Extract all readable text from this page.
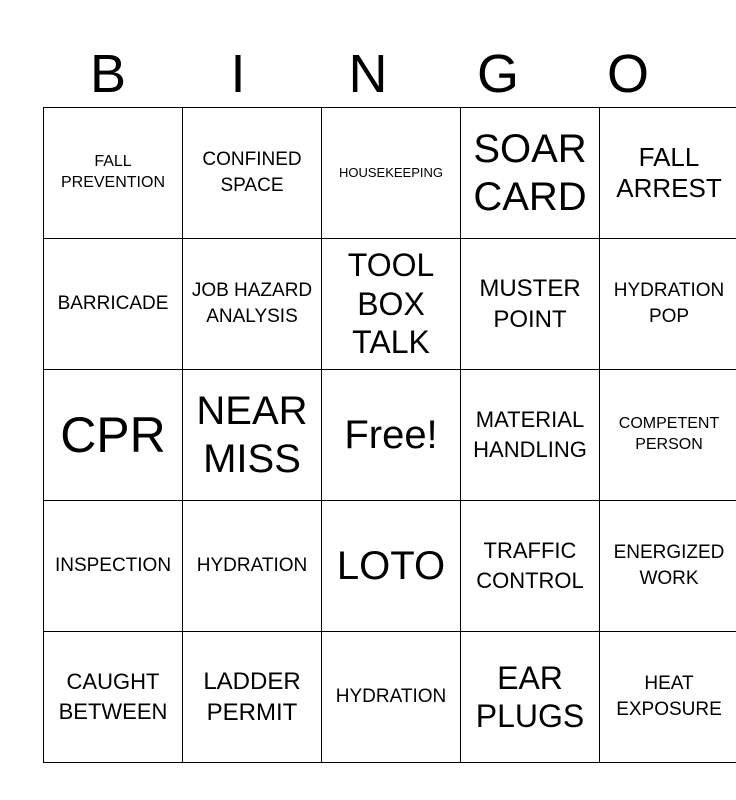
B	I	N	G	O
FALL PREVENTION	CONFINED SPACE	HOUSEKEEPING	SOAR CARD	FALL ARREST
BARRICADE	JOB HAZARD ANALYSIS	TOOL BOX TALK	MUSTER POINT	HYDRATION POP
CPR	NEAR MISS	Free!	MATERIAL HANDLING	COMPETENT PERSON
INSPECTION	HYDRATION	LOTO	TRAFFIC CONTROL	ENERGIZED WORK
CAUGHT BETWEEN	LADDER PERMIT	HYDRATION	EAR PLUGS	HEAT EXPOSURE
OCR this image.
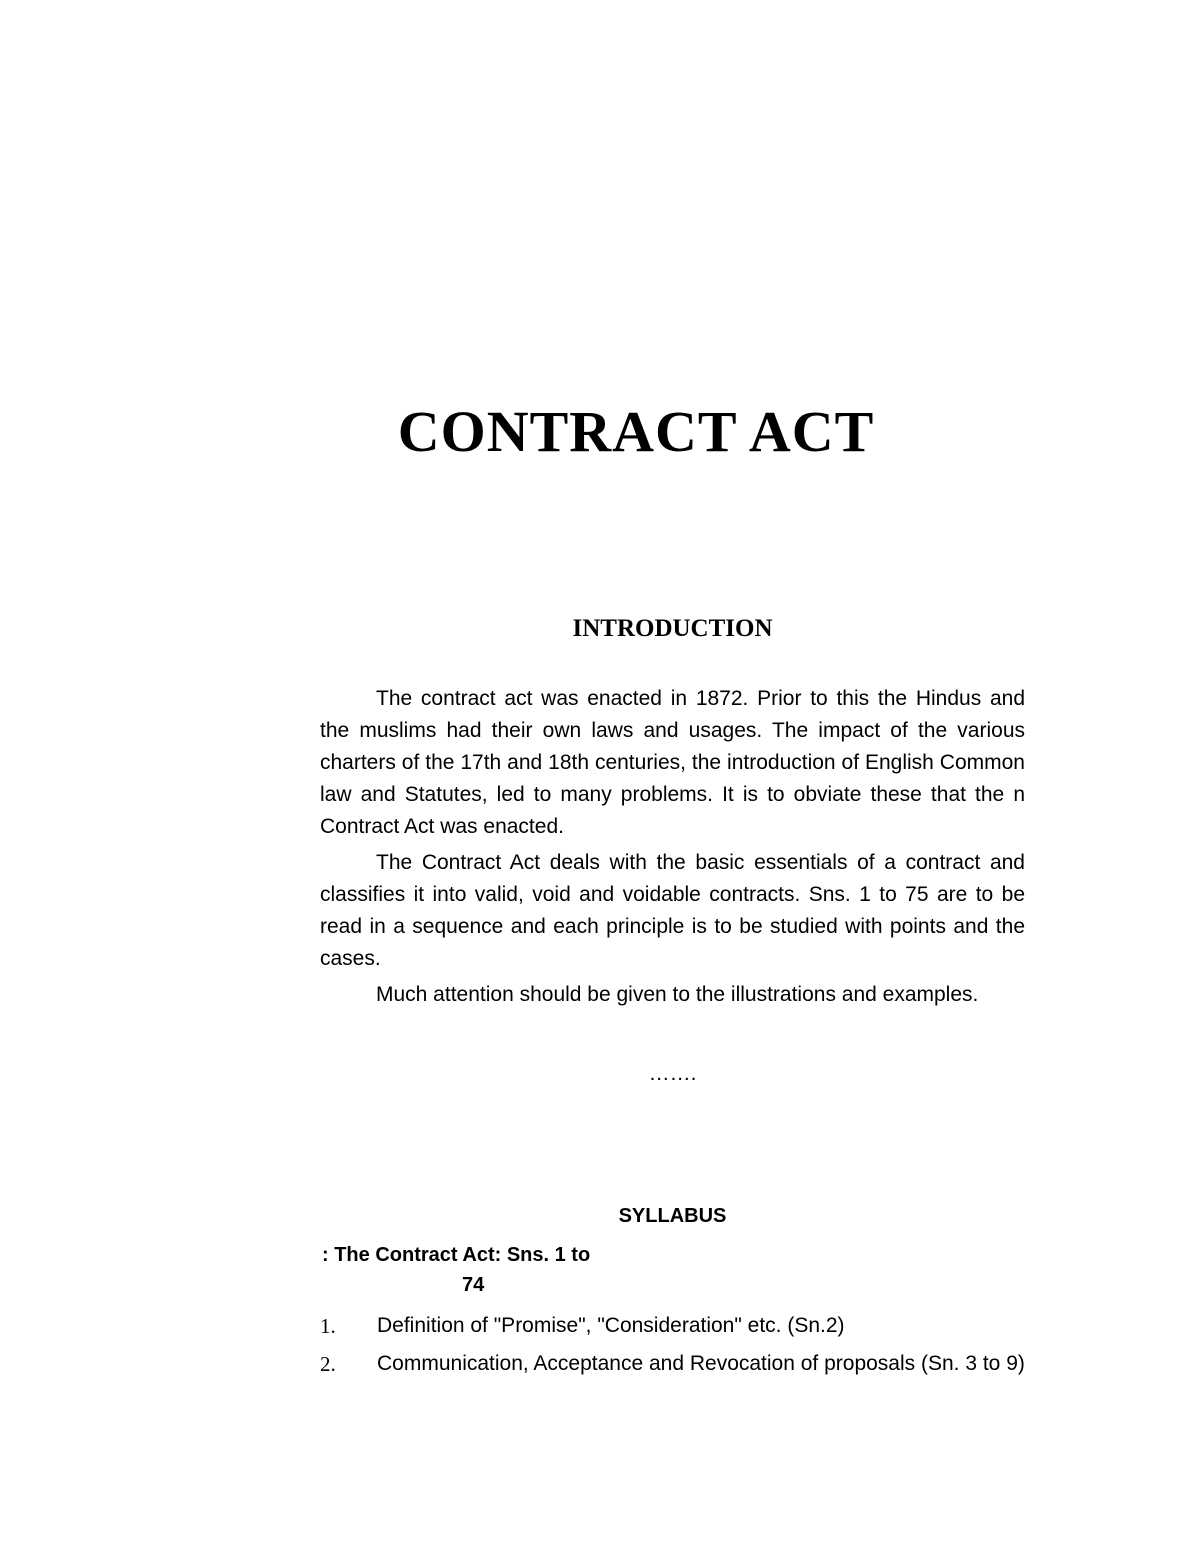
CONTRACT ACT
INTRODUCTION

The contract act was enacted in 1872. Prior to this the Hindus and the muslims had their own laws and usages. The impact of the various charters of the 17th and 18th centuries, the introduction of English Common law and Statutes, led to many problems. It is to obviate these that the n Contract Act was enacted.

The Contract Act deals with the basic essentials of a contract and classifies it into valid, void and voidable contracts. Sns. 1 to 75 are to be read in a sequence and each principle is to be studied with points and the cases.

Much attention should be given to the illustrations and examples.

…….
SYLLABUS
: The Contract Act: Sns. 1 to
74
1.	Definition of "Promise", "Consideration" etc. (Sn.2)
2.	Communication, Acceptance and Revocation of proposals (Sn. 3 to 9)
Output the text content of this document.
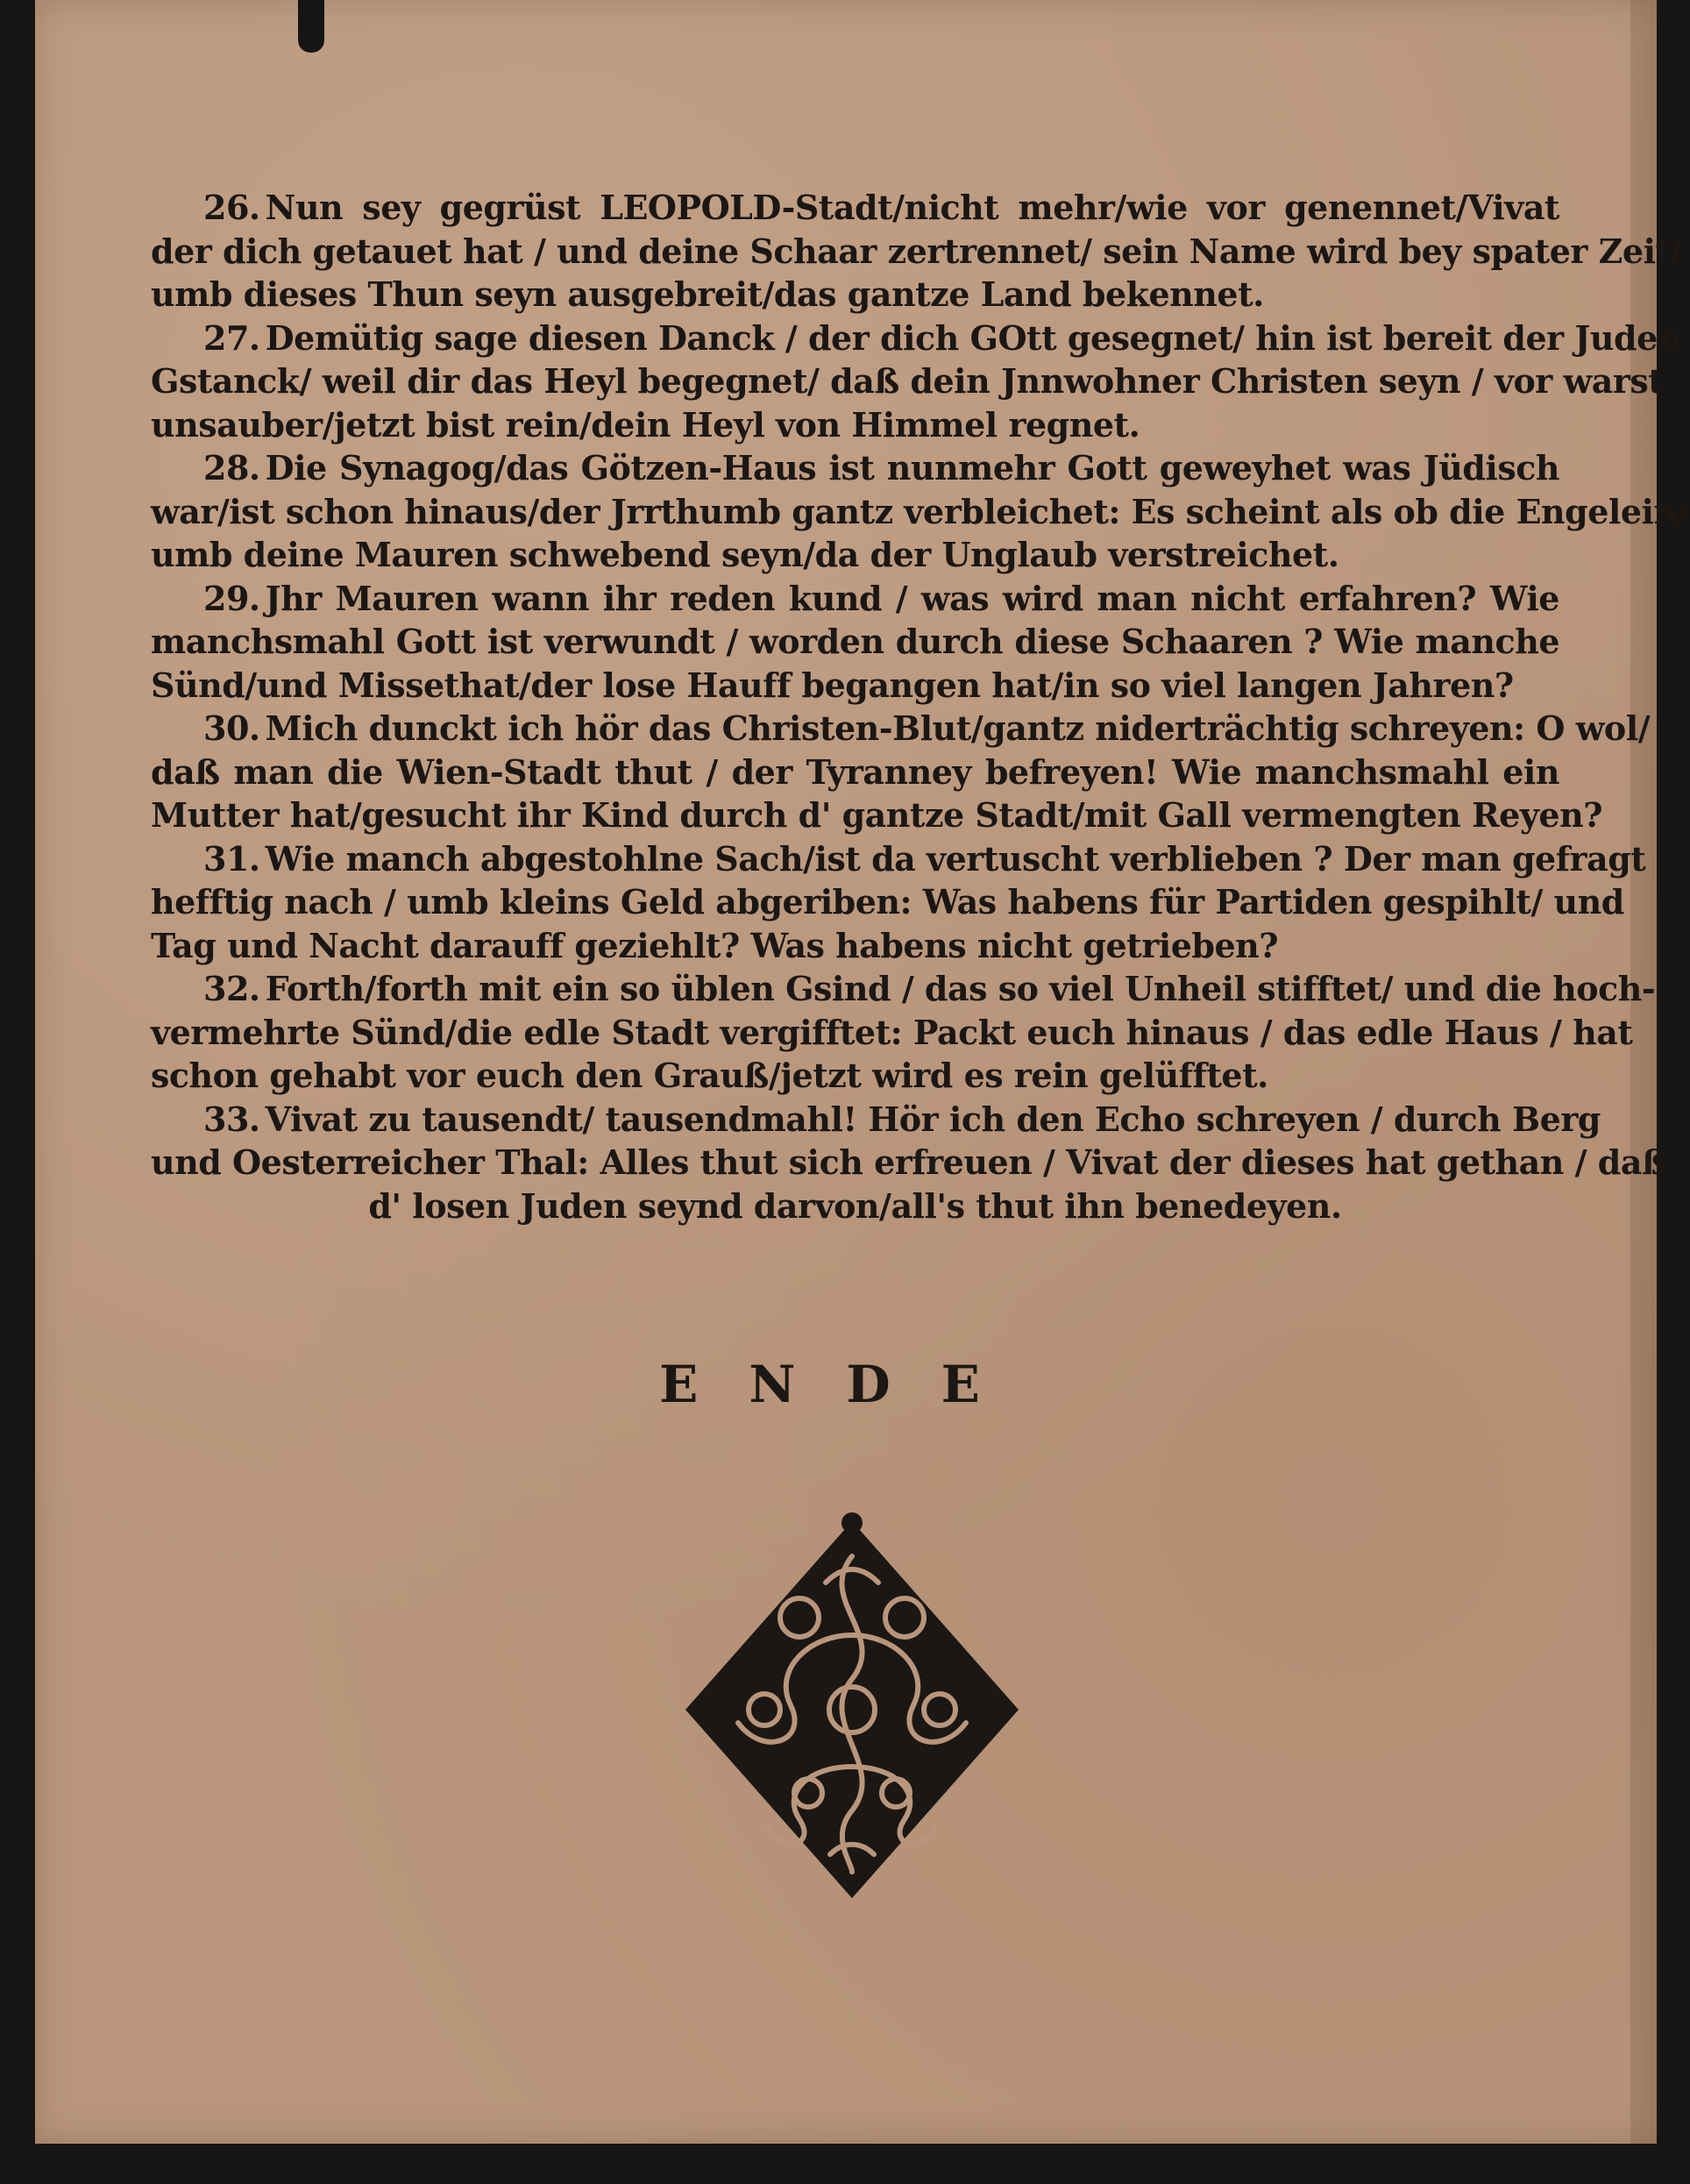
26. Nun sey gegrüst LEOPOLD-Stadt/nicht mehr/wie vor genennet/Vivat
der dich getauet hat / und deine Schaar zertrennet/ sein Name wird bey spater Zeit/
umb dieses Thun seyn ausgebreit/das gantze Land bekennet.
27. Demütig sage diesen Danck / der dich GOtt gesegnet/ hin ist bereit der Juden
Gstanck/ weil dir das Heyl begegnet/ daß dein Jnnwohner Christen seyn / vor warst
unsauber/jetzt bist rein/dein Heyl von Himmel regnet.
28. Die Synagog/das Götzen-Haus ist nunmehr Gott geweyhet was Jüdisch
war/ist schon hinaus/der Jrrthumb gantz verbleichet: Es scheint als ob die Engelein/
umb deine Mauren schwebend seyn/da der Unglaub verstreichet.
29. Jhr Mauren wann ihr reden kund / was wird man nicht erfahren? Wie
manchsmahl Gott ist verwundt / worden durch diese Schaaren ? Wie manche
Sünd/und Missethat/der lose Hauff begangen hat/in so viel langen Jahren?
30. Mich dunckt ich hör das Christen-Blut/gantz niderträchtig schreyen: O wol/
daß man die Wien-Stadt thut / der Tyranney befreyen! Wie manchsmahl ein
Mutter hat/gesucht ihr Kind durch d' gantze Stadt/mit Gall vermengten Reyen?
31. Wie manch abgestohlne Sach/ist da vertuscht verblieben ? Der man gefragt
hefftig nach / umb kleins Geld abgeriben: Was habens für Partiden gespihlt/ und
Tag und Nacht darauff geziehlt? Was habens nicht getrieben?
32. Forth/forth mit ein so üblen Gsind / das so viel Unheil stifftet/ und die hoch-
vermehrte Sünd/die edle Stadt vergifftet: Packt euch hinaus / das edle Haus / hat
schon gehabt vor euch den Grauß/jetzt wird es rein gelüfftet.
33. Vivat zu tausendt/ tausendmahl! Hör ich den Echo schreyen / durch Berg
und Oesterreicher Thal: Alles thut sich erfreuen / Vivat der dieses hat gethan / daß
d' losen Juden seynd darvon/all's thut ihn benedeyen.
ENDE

----

● To do: Read the lines above. Gather those in which the string "Juden" is found.

● Reply to the exercise:
27. Demütig sage diesen Danck / der dich GOtt gesegnet/ hin ist bereit der Juden
d' losen Juden seynd darvon/all's thut ihn benedeyen.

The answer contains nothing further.